→ **Recorded data**
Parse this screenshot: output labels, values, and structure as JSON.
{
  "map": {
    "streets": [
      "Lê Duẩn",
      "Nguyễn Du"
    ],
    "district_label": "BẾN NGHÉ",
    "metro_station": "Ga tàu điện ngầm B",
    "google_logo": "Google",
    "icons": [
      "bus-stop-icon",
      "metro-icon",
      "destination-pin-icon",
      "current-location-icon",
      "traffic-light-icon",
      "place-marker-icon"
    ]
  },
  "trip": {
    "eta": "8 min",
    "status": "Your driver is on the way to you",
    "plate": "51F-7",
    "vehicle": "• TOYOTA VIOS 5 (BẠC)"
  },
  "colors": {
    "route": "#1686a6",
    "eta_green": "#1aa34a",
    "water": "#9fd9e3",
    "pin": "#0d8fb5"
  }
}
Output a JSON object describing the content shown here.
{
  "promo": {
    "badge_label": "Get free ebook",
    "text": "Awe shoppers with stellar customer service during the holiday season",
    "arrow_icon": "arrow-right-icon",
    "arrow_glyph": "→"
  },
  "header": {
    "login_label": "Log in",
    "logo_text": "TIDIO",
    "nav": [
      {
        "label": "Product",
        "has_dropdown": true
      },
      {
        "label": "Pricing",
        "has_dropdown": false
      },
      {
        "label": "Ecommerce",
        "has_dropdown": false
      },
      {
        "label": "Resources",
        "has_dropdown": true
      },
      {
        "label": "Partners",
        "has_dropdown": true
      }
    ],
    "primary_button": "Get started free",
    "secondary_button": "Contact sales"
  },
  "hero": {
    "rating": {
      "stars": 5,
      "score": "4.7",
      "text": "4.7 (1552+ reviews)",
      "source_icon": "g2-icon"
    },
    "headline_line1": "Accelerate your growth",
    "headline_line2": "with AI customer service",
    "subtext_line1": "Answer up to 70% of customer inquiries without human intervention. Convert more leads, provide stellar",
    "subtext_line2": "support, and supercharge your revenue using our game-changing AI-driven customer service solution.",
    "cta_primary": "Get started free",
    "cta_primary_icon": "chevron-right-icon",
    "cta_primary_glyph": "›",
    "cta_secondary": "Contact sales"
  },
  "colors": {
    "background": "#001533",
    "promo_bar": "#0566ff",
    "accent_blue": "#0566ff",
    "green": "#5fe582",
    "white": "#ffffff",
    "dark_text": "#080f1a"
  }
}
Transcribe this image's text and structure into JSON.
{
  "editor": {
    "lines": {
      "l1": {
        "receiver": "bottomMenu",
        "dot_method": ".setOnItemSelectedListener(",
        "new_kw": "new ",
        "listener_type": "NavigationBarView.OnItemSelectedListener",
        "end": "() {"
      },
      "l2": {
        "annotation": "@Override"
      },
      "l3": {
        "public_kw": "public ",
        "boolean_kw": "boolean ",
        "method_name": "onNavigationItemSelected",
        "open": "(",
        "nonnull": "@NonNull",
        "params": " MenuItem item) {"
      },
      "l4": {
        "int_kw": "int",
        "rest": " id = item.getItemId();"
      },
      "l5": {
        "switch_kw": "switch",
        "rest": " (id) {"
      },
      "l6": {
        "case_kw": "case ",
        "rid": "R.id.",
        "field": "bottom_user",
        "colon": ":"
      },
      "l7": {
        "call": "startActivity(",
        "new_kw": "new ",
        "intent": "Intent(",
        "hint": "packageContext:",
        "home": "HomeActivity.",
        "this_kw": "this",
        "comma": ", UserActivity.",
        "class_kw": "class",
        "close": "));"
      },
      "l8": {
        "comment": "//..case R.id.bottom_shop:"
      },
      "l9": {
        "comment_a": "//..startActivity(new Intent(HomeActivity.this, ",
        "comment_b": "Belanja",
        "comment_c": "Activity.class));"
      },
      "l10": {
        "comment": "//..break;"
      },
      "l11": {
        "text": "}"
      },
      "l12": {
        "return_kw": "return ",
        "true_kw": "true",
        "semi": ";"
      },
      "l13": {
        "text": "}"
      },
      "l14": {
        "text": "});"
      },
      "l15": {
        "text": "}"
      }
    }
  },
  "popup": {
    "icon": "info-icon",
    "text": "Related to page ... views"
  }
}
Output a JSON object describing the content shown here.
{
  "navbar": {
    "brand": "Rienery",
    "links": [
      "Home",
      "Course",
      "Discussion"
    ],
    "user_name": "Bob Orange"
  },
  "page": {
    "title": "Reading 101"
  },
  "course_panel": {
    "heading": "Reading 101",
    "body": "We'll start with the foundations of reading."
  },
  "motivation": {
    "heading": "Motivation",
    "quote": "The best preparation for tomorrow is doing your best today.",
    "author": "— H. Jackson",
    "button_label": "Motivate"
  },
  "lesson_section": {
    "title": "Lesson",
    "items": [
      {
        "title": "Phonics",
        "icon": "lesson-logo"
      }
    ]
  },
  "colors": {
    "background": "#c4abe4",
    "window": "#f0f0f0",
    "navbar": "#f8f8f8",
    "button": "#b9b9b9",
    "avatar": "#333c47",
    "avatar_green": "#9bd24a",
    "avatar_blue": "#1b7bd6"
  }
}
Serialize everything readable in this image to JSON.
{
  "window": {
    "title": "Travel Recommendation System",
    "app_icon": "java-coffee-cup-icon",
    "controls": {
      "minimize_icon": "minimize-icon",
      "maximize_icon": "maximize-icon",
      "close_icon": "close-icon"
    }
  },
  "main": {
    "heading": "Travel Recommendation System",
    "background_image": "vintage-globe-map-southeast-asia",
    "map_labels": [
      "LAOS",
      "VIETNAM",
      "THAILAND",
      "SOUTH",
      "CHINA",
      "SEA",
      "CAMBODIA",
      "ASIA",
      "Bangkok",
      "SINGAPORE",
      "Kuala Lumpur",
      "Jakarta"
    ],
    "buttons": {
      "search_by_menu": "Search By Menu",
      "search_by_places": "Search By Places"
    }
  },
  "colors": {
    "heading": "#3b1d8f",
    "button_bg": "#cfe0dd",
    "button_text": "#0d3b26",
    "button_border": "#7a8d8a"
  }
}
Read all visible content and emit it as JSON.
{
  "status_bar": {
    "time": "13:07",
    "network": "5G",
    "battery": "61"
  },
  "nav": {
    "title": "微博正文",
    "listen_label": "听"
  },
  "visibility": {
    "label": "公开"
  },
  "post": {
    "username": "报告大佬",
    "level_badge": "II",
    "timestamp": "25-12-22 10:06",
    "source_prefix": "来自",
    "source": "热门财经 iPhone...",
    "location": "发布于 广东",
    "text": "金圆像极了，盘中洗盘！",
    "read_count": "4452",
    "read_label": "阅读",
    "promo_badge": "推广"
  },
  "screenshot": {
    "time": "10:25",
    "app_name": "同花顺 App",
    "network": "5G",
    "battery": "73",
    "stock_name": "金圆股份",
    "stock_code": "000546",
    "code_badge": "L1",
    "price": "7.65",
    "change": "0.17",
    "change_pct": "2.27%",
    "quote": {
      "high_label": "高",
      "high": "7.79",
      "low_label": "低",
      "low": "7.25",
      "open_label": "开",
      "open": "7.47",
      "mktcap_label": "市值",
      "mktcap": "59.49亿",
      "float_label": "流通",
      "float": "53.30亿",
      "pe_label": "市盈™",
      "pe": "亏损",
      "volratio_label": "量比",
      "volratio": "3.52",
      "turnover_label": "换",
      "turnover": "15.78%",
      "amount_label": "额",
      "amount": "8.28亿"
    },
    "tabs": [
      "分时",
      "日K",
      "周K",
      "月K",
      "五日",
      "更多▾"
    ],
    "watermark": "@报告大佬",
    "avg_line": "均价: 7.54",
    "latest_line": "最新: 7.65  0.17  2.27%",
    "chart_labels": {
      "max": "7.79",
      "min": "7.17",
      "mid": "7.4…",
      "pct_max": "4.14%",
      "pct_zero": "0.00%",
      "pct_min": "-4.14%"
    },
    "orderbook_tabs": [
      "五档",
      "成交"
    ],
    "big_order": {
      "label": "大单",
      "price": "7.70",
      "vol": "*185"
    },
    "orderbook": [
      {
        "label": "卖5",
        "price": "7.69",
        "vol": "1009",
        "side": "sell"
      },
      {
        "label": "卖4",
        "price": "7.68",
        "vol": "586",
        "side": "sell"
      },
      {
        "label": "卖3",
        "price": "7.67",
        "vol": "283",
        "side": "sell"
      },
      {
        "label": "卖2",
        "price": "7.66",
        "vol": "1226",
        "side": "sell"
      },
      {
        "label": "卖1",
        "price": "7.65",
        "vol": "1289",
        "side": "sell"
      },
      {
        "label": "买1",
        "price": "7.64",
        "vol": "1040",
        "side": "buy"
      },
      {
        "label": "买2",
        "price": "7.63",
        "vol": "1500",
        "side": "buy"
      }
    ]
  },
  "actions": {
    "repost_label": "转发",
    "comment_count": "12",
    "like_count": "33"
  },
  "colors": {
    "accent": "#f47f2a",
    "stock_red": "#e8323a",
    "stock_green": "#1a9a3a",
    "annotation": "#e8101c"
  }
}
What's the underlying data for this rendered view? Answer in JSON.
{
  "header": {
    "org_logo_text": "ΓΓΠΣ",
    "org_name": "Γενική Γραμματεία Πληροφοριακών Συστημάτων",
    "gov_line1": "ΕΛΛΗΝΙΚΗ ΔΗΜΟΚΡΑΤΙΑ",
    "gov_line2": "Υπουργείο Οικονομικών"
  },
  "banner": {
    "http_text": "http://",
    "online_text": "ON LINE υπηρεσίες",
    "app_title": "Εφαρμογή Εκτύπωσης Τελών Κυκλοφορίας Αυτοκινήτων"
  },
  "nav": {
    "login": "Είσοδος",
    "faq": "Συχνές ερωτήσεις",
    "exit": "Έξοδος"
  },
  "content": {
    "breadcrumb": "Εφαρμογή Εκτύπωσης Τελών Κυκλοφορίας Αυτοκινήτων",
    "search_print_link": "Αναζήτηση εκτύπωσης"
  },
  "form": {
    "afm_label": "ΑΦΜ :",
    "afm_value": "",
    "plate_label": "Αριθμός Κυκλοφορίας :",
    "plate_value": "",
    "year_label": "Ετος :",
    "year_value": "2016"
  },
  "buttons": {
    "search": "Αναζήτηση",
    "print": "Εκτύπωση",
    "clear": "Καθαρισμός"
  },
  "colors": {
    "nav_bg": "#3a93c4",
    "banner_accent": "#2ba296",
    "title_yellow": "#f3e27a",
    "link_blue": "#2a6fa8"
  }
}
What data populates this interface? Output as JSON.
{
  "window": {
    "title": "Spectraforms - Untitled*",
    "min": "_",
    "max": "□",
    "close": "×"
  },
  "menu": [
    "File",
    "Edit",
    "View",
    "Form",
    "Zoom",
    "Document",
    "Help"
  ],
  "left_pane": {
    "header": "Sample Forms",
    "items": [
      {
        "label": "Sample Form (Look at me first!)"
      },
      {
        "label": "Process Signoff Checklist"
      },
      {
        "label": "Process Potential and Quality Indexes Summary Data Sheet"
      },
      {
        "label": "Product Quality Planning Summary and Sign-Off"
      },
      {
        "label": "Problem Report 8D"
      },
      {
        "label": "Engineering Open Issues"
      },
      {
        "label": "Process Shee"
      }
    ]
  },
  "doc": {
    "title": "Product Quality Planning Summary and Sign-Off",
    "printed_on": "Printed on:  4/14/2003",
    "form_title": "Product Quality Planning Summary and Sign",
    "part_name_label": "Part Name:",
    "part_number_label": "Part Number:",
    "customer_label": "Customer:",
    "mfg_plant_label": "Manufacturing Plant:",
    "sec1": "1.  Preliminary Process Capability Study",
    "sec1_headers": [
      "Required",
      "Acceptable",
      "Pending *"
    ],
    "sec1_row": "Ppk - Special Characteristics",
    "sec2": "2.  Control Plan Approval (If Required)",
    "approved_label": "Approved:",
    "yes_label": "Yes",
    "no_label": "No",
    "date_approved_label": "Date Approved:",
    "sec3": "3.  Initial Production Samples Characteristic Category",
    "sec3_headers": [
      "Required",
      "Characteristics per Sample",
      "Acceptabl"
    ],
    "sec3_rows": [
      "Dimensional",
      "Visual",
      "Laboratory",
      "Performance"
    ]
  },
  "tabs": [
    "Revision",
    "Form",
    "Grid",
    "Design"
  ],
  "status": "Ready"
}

→ **Goal of the exercise**
Across the records, how many lines contain "started"? Only the number should be given.

→ **Answer for this exercise**
2